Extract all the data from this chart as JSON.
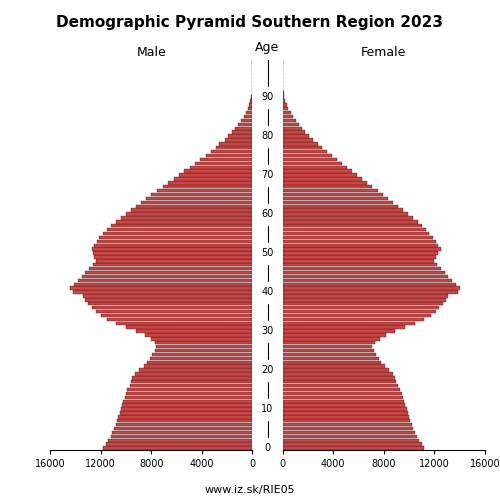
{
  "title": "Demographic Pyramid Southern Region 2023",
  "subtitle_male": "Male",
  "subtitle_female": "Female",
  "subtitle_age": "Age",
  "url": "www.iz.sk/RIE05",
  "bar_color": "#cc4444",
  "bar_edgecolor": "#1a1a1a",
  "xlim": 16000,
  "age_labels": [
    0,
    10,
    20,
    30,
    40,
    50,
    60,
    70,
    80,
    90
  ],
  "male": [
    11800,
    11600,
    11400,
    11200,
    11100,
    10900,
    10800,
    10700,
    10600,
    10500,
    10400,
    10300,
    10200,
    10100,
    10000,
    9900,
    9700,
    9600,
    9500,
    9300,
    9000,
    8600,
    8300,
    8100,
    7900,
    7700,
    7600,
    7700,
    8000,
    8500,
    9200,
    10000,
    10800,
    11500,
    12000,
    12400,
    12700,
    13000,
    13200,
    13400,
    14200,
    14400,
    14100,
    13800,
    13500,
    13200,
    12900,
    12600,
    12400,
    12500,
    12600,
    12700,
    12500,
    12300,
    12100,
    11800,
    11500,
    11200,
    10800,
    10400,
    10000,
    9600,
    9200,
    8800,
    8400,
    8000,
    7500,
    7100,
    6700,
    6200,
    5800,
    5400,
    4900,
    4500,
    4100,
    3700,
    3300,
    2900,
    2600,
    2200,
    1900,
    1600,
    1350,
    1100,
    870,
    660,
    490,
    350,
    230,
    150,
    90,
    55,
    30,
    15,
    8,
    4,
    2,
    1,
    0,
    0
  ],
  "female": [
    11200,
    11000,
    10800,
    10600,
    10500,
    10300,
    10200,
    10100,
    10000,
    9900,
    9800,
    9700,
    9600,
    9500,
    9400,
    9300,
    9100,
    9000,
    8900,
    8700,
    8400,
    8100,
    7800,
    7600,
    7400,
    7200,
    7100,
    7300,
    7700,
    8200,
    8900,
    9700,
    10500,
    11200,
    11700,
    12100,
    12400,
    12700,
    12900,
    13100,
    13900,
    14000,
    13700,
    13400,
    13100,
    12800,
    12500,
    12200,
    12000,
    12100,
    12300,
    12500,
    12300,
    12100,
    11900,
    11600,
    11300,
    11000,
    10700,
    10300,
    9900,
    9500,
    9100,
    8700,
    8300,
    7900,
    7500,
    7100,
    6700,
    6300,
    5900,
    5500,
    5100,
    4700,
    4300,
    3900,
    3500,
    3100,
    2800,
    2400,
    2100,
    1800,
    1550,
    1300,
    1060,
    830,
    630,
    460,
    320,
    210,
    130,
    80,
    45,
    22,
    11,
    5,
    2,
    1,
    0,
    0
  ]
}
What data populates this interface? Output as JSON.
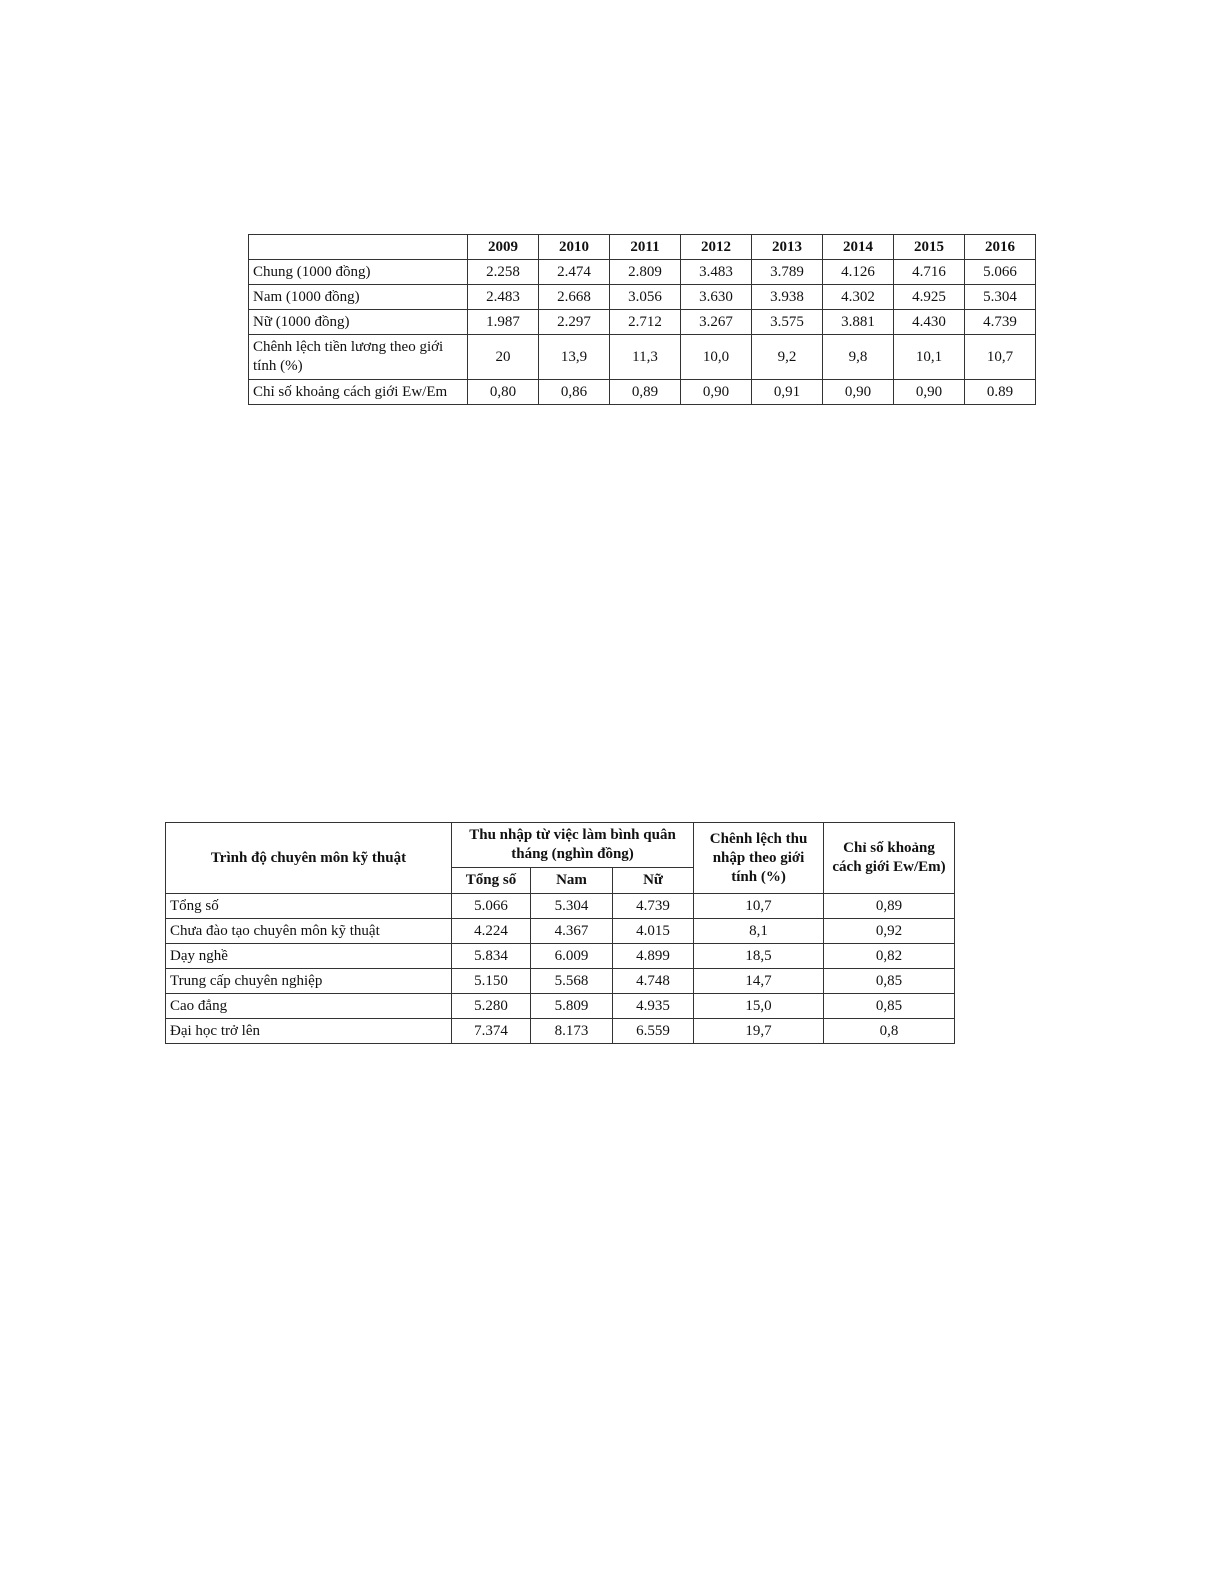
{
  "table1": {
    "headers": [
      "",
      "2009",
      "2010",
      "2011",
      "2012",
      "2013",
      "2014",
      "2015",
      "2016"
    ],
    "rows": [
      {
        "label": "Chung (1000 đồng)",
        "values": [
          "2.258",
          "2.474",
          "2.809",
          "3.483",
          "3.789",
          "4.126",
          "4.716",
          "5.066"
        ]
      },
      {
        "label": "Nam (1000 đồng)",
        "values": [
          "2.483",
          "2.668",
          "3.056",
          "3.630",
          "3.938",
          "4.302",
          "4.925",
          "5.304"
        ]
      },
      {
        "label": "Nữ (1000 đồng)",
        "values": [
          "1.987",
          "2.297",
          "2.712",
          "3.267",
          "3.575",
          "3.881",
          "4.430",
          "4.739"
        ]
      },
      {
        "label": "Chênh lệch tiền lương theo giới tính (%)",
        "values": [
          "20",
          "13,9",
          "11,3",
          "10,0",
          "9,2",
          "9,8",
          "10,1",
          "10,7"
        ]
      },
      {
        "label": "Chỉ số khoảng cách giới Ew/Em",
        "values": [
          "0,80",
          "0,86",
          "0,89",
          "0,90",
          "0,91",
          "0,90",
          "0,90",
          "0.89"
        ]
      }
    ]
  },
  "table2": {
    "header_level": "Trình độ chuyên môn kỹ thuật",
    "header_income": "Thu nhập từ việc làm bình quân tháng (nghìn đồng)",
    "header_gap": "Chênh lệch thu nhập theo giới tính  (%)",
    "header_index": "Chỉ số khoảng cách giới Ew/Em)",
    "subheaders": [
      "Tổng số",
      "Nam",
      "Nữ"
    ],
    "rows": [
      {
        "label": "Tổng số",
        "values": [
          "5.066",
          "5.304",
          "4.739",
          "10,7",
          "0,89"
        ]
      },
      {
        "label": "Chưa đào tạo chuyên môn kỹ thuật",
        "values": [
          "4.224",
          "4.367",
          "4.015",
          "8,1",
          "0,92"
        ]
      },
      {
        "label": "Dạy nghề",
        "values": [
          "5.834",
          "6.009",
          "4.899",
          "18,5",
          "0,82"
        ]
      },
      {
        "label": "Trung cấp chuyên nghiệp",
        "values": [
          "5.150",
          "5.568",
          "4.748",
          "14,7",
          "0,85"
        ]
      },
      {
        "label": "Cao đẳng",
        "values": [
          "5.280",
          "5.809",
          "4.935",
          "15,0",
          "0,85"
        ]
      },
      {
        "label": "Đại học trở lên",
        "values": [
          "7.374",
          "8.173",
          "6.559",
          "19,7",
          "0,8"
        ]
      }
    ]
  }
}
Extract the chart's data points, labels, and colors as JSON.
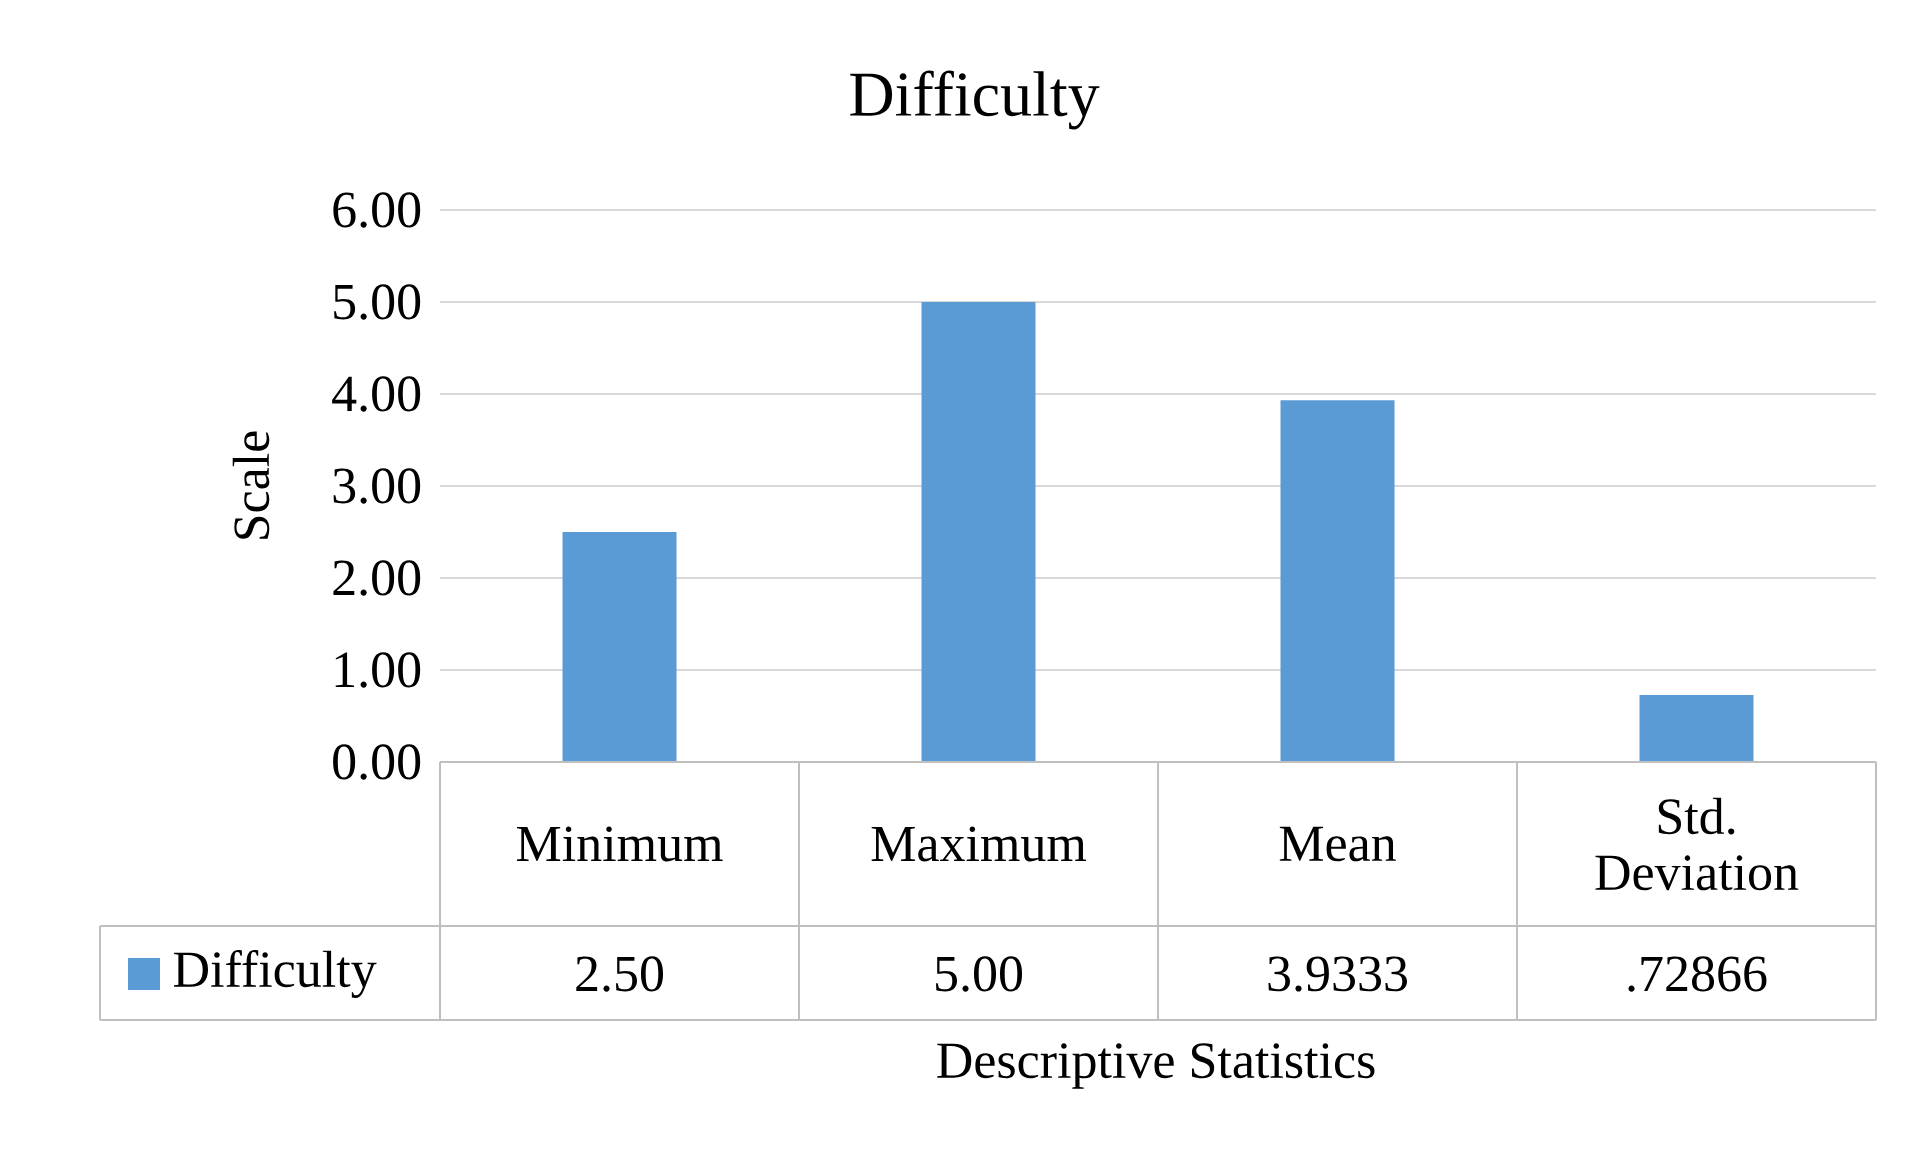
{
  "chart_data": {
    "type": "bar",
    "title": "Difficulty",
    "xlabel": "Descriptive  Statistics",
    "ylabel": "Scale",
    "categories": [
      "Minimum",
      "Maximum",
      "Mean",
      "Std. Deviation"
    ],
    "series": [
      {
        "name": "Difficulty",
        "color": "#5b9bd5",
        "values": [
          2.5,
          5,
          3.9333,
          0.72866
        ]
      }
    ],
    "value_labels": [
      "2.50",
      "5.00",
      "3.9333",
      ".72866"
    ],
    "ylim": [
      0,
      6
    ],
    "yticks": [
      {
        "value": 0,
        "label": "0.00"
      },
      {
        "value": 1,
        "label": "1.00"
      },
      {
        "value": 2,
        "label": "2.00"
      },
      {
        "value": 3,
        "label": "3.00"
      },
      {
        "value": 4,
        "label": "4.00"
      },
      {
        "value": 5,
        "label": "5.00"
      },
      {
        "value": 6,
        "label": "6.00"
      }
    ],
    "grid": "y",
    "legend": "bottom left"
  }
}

-.-.-

Retype all the records shown above, character for character. Omit every picture.

Extract all the data from this chart as JSON.
{
  "title": "Demographic Pyramid Southern Region 2023",
  "subtitle_male": "Male",
  "subtitle_female": "Female",
  "subtitle_age": "Age",
  "url": "www.iz.sk/RIE05",
  "bar_color": "#cc4444",
  "bar_edgecolor": "#1a1a1a",
  "xlim": 16000,
  "age_labels": [
    0,
    10,
    20,
    30,
    40,
    50,
    60,
    70,
    80,
    90
  ],
  "male": [
    11800,
    11600,
    11400,
    11200,
    11100,
    10900,
    10800,
    10700,
    10600,
    10500,
    10400,
    10300,
    10200,
    10100,
    10000,
    9900,
    9700,
    9600,
    9500,
    9300,
    9000,
    8600,
    8300,
    8100,
    7900,
    7700,
    7600,
    7700,
    8000,
    8500,
    9200,
    10000,
    10800,
    11500,
    12000,
    12400,
    12700,
    13000,
    13200,
    13400,
    14200,
    14400,
    14100,
    13800,
    13500,
    13200,
    12900,
    12600,
    12400,
    12500,
    12600,
    12700,
    12500,
    12300,
    12100,
    11800,
    11500,
    11200,
    10800,
    10400,
    10000,
    9600,
    9200,
    8800,
    8400,
    8000,
    7500,
    7100,
    6700,
    6200,
    5800,
    5400,
    4900,
    4500,
    4100,
    3700,
    3300,
    2900,
    2600,
    2200,
    1900,
    1600,
    1350,
    1100,
    870,
    660,
    490,
    350,
    230,
    150,
    90,
    55,
    30,
    15,
    8,
    4,
    2,
    1,
    0,
    0
  ],
  "female": [
    11200,
    11000,
    10800,
    10600,
    10500,
    10300,
    10200,
    10100,
    10000,
    9900,
    9800,
    9700,
    9600,
    9500,
    9400,
    9300,
    9100,
    9000,
    8900,
    8700,
    8400,
    8100,
    7800,
    7600,
    7400,
    7200,
    7100,
    7300,
    7700,
    8200,
    8900,
    9700,
    10500,
    11200,
    11700,
    12100,
    12400,
    12700,
    12900,
    13100,
    13900,
    14000,
    13700,
    13400,
    13100,
    12800,
    12500,
    12200,
    12000,
    12100,
    12300,
    12500,
    12300,
    12100,
    11900,
    11600,
    11300,
    11000,
    10700,
    10300,
    9900,
    9500,
    9100,
    8700,
    8300,
    7900,
    7500,
    7100,
    6700,
    6300,
    5900,
    5500,
    5100,
    4700,
    4300,
    3900,
    3500,
    3100,
    2800,
    2400,
    2100,
    1800,
    1550,
    1300,
    1060,
    830,
    630,
    460,
    320,
    210,
    130,
    80,
    45,
    22,
    11,
    5,
    2,
    1,
    0,
    0
  ]
}
What data populates this interface? Output as JSON.
{
  "table1": {
    "headers": [
      "",
      "2009",
      "2010",
      "2011",
      "2012",
      "2013",
      "2014",
      "2015",
      "2016"
    ],
    "rows": [
      {
        "label": "Chung (1000 đồng)",
        "values": [
          "2.258",
          "2.474",
          "2.809",
          "3.483",
          "3.789",
          "4.126",
          "4.716",
          "5.066"
        ]
      },
      {
        "label": "Nam (1000 đồng)",
        "values": [
          "2.483",
          "2.668",
          "3.056",
          "3.630",
          "3.938",
          "4.302",
          "4.925",
          "5.304"
        ]
      },
      {
        "label": "Nữ (1000 đồng)",
        "values": [
          "1.987",
          "2.297",
          "2.712",
          "3.267",
          "3.575",
          "3.881",
          "4.430",
          "4.739"
        ]
      },
      {
        "label": "Chênh lệch tiền lương theo giới tính (%)",
        "values": [
          "20",
          "13,9",
          "11,3",
          "10,0",
          "9,2",
          "9,8",
          "10,1",
          "10,7"
        ]
      },
      {
        "label": "Chỉ số khoảng cách giới Ew/Em",
        "values": [
          "0,80",
          "0,86",
          "0,89",
          "0,90",
          "0,91",
          "0,90",
          "0,90",
          "0.89"
        ]
      }
    ]
  },
  "table2": {
    "header_level": "Trình độ chuyên môn kỹ thuật",
    "header_income": "Thu nhập từ việc làm bình quân tháng (nghìn đồng)",
    "header_gap": "Chênh lệch thu nhập theo giới tính  (%)",
    "header_index": "Chỉ số khoảng cách giới Ew/Em)",
    "subheaders": [
      "Tổng số",
      "Nam",
      "Nữ"
    ],
    "rows": [
      {
        "label": "Tổng số",
        "values": [
          "5.066",
          "5.304",
          "4.739",
          "10,7",
          "0,89"
        ]
      },
      {
        "label": "Chưa đào tạo chuyên môn kỹ thuật",
        "values": [
          "4.224",
          "4.367",
          "4.015",
          "8,1",
          "0,92"
        ]
      },
      {
        "label": "Dạy nghề",
        "values": [
          "5.834",
          "6.009",
          "4.899",
          "18,5",
          "0,82"
        ]
      },
      {
        "label": "Trung cấp chuyên nghiệp",
        "values": [
          "5.150",
          "5.568",
          "4.748",
          "14,7",
          "0,85"
        ]
      },
      {
        "label": "Cao đẳng",
        "values": [
          "5.280",
          "5.809",
          "4.935",
          "15,0",
          "0,85"
        ]
      },
      {
        "label": "Đại học trở lên",
        "values": [
          "7.374",
          "8.173",
          "6.559",
          "19,7",
          "0,8"
        ]
      }
    ]
  }
}
Extract the chart's data points, labels, and colors as JSON.
{
  "chart_data": {
    "type": "bar",
    "title": "Difficulty",
    "xlabel": "Descriptive  Statistics",
    "ylabel": "Scale",
    "categories": [
      "Minimum",
      "Maximum",
      "Mean",
      "Std. Deviation"
    ],
    "series": [
      {
        "name": "Difficulty",
        "color": "#5b9bd5",
        "values": [
          2.5,
          5,
          3.9333,
          0.72866
        ]
      }
    ],
    "value_labels": [
      "2.50",
      "5.00",
      "3.9333",
      ".72866"
    ],
    "ylim": [
      0,
      6
    ],
    "yticks": [
      {
        "value": 0,
        "label": "0.00"
      },
      {
        "value": 1,
        "label": "1.00"
      },
      {
        "value": 2,
        "label": "2.00"
      },
      {
        "value": 3,
        "label": "3.00"
      },
      {
        "value": 4,
        "label": "4.00"
      },
      {
        "value": 5,
        "label": "5.00"
      },
      {
        "value": 6,
        "label": "6.00"
      }
    ],
    "grid": "y",
    "legend": "bottom left"
  }
}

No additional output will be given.